= Collected data entries =
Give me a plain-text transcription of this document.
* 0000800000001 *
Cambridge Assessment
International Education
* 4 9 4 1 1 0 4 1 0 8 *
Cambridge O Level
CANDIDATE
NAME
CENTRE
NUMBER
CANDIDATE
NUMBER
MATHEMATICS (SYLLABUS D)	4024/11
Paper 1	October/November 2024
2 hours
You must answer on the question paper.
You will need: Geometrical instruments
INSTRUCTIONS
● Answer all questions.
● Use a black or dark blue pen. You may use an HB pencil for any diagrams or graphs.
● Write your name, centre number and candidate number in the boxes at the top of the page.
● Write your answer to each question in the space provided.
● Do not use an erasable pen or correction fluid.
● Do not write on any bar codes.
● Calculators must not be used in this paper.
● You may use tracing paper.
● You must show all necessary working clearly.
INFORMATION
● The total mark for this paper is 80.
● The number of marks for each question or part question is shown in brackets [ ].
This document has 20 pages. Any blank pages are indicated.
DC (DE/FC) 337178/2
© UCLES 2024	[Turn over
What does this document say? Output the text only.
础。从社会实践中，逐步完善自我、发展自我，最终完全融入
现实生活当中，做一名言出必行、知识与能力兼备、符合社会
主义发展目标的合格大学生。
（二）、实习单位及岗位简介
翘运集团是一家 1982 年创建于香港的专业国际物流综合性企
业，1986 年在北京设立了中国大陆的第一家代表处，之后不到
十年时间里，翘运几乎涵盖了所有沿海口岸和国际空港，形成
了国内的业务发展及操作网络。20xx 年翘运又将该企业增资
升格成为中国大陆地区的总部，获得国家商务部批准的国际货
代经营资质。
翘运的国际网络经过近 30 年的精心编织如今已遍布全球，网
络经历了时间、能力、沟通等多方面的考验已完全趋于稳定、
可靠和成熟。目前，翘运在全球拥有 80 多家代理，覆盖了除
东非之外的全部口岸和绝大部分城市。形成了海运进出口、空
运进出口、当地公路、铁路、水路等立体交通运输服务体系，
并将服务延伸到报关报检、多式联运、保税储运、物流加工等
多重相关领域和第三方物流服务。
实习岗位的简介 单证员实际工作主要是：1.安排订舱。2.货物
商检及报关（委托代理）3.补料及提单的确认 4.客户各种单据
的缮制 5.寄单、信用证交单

= INSTRUCTION =
Every entry above needs to be quoted exactly.

= FINAL RESULT =
Give me a plain-text transcription of this document.
* 0000800000001 *
Cambridge Assessment
International Education
* 4 9 4 1 1 0 4 1 0 8 *
Cambridge O Level
CANDIDATE
NAME
CENTRE
NUMBER
CANDIDATE
NUMBER
MATHEMATICS (SYLLABUS D)	4024/11
Paper 1	October/November 2024
2 hours
You must answer on the question paper.
You will need: Geometrical instruments
INSTRUCTIONS
● Answer all questions.
● Use a black or dark blue pen. You may use an HB pencil for any diagrams or graphs.
● Write your name, centre number and candidate number in the boxes at the top of the page.
● Write your answer to each question in the space provided.
● Do not use an erasable pen or correction fluid.
● Do not write on any bar codes.
● Calculators must not be used in this paper.
● You may use tracing paper.
● You must show all necessary working clearly.
INFORMATION
● The total mark for this paper is 80.
● The number of marks for each question or part question is shown in brackets [ ].
This document has 20 pages. Any blank pages are indicated.
DC (DE/FC) 337178/2
© UCLES 2024	[Turn over
What does this document say? Output the text only.
础。从社会实践中，逐步完善自我、发展自我，最终完全融入
现实生活当中，做一名言出必行、知识与能力兼备、符合社会
主义发展目标的合格大学生。
（二）、实习单位及岗位简介
翘运集团是一家 1982 年创建于香港的专业国际物流综合性企
业，1986 年在北京设立了中国大陆的第一家代表处，之后不到
十年时间里，翘运几乎涵盖了所有沿海口岸和国际空港，形成
了国内的业务发展及操作网络。20xx 年翘运又将该企业增资
升格成为中国大陆地区的总部，获得国家商务部批准的国际货
代经营资质。
翘运的国际网络经过近 30 年的精心编织如今已遍布全球，网
络经历了时间、能力、沟通等多方面的考验已完全趋于稳定、
可靠和成熟。目前，翘运在全球拥有 80 多家代理，覆盖了除
东非之外的全部口岸和绝大部分城市。形成了海运进出口、空
运进出口、当地公路、铁路、水路等立体交通运输服务体系，
并将服务延伸到报关报检、多式联运、保税储运、物流加工等
多重相关领域和第三方物流服务。
实习岗位的简介 单证员实际工作主要是：1.安排订舱。2.货物
商检及报关（委托代理）3.补料及提单的确认 4.客户各种单据
的缮制 5.寄单、信用证交单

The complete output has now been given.